- _Dataset records_:

————————

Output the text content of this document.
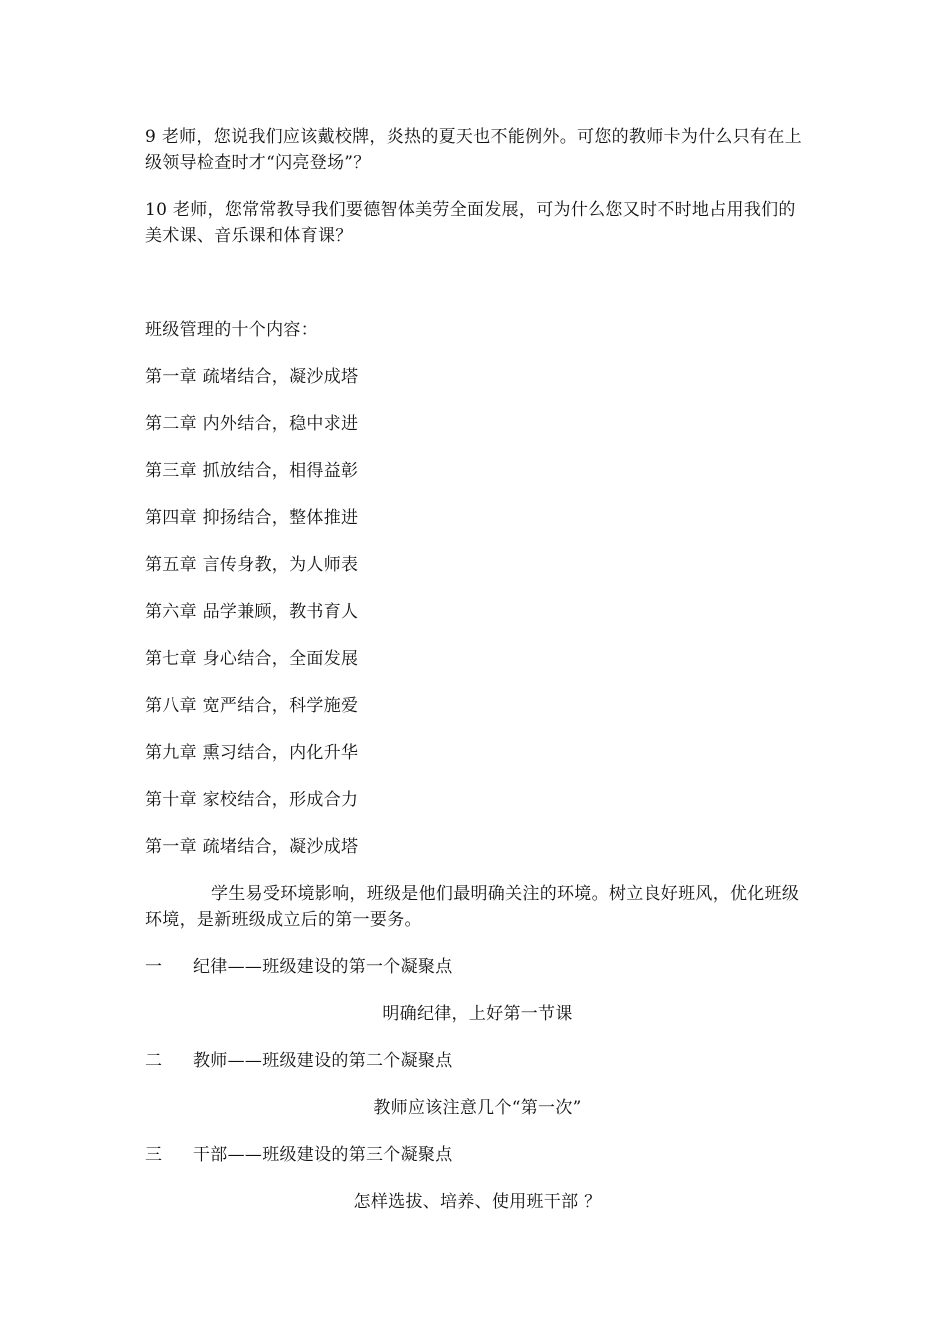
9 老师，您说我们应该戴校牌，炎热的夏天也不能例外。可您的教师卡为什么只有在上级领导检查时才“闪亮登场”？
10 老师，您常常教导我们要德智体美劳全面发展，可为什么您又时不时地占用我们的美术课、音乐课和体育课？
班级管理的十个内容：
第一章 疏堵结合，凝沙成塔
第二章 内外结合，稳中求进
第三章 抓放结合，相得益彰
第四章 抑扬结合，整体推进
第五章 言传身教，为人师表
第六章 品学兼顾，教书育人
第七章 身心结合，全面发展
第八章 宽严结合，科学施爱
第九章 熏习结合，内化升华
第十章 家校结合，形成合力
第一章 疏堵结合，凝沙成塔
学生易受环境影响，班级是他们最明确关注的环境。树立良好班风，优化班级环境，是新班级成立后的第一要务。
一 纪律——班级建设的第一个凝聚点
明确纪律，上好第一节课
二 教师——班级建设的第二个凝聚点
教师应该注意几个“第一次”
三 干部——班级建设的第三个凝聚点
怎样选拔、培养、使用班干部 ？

————————

- _Problem requirements_:
Pictures in the records above should not be copied. Repeat everything else exactly.

- _Finished answer_:
Output the text content of this document.
9 老师，您说我们应该戴校牌，炎热的夏天也不能例外。可您的教师卡为什么只有在上级领导检查时才“闪亮登场”？
10 老师，您常常教导我们要德智体美劳全面发展，可为什么您又时不时地占用我们的美术课、音乐课和体育课？
班级管理的十个内容：
第一章 疏堵结合，凝沙成塔
第二章 内外结合，稳中求进
第三章 抓放结合，相得益彰
第四章 抑扬结合，整体推进
第五章 言传身教，为人师表
第六章 品学兼顾，教书育人
第七章 身心结合，全面发展
第八章 宽严结合，科学施爱
第九章 熏习结合，内化升华
第十章 家校结合，形成合力
第一章 疏堵结合，凝沙成塔
学生易受环境影响，班级是他们最明确关注的环境。树立良好班风，优化班级环境，是新班级成立后的第一要务。
一 纪律——班级建设的第一个凝聚点
明确纪律，上好第一节课
二 教师——班级建设的第二个凝聚点
教师应该注意几个“第一次”
三 干部——班级建设的第三个凝聚点
怎样选拔、培养、使用班干部 ？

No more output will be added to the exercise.